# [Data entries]
######
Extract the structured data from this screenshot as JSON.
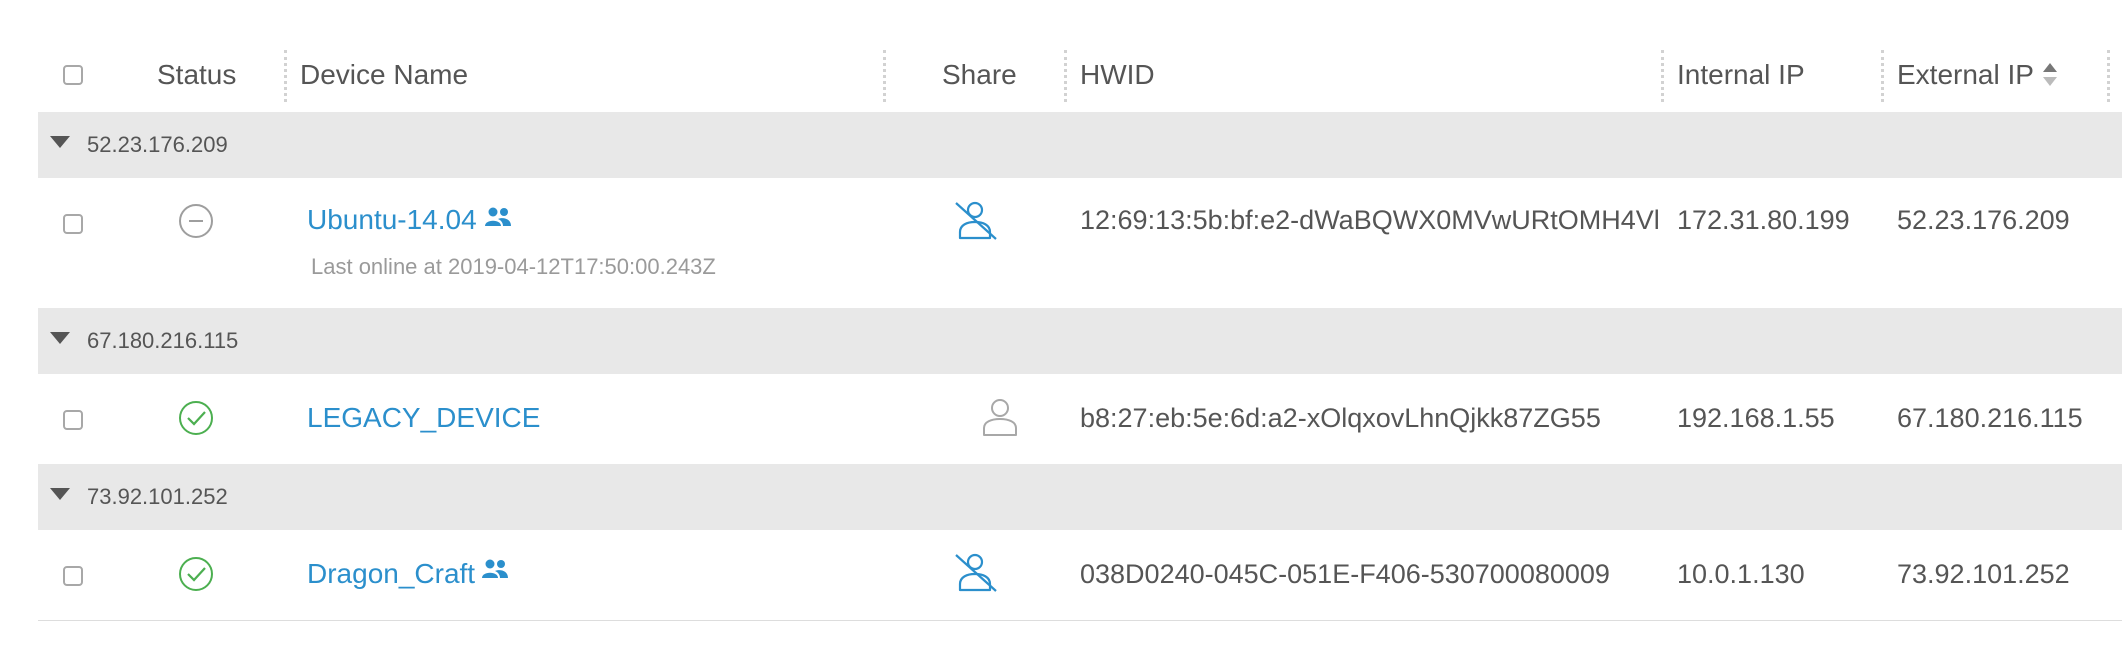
{
  "columns": {
    "status": "Status",
    "device_name": "Device Name",
    "share": "Share",
    "hwid": "HWID",
    "internal_ip": "Internal IP",
    "external_ip": "External IP"
  },
  "groups": [
    {
      "label": "52.23.176.209",
      "device": {
        "status": "offline",
        "name": "Ubuntu-14.04",
        "shared_icon": "people-icon",
        "subtitle": "Last online at 2019-04-12T17:50:00.243Z",
        "share": "share-disabled-icon",
        "hwid": "12:69:13:5b:bf:e2-dWaBQWX0MVwURtOMH4Vl",
        "internal_ip": "172.31.80.199",
        "external_ip": "52.23.176.209"
      }
    },
    {
      "label": "67.180.216.115",
      "device": {
        "status": "online",
        "name": "LEGACY_DEVICE",
        "share": "user-icon",
        "hwid": "b8:27:eb:5e:6d:a2-xOlqxovLhnQjkk87ZG55",
        "internal_ip": "192.168.1.55",
        "external_ip": "67.180.216.115"
      }
    },
    {
      "label": "73.92.101.252",
      "device": {
        "status": "online",
        "name": "Dragon_Craft",
        "shared_icon": "people-icon",
        "share": "share-disabled-icon",
        "hwid": "038D0240-045C-051E-F406-530700080009",
        "internal_ip": "10.0.1.130",
        "external_ip": "73.92.101.252"
      }
    }
  ],
  "colors": {
    "link": "#2b8fcc",
    "online": "#4caf50",
    "offline": "#9e9e9e",
    "group_bg": "#e8e8e8"
  }
}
######
# [Work required]
Reproduce each line exactly, please, except for any pictures.

# [Finished exercise]
Extract the structured data from this screenshot as JSON.
{
  "columns": {
    "status": "Status",
    "device_name": "Device Name",
    "share": "Share",
    "hwid": "HWID",
    "internal_ip": "Internal IP",
    "external_ip": "External IP"
  },
  "groups": [
    {
      "label": "52.23.176.209",
      "device": {
        "status": "offline",
        "name": "Ubuntu-14.04",
        "shared_icon": "people-icon",
        "subtitle": "Last online at 2019-04-12T17:50:00.243Z",
        "share": "share-disabled-icon",
        "hwid": "12:69:13:5b:bf:e2-dWaBQWX0MVwURtOMH4Vl",
        "internal_ip": "172.31.80.199",
        "external_ip": "52.23.176.209"
      }
    },
    {
      "label": "67.180.216.115",
      "device": {
        "status": "online",
        "name": "LEGACY_DEVICE",
        "share": "user-icon",
        "hwid": "b8:27:eb:5e:6d:a2-xOlqxovLhnQjkk87ZG55",
        "internal_ip": "192.168.1.55",
        "external_ip": "67.180.216.115"
      }
    },
    {
      "label": "73.92.101.252",
      "device": {
        "status": "online",
        "name": "Dragon_Craft",
        "shared_icon": "people-icon",
        "share": "share-disabled-icon",
        "hwid": "038D0240-045C-051E-F406-530700080009",
        "internal_ip": "10.0.1.130",
        "external_ip": "73.92.101.252"
      }
    }
  ],
  "colors": {
    "link": "#2b8fcc",
    "online": "#4caf50",
    "offline": "#9e9e9e",
    "group_bg": "#e8e8e8"
  }
}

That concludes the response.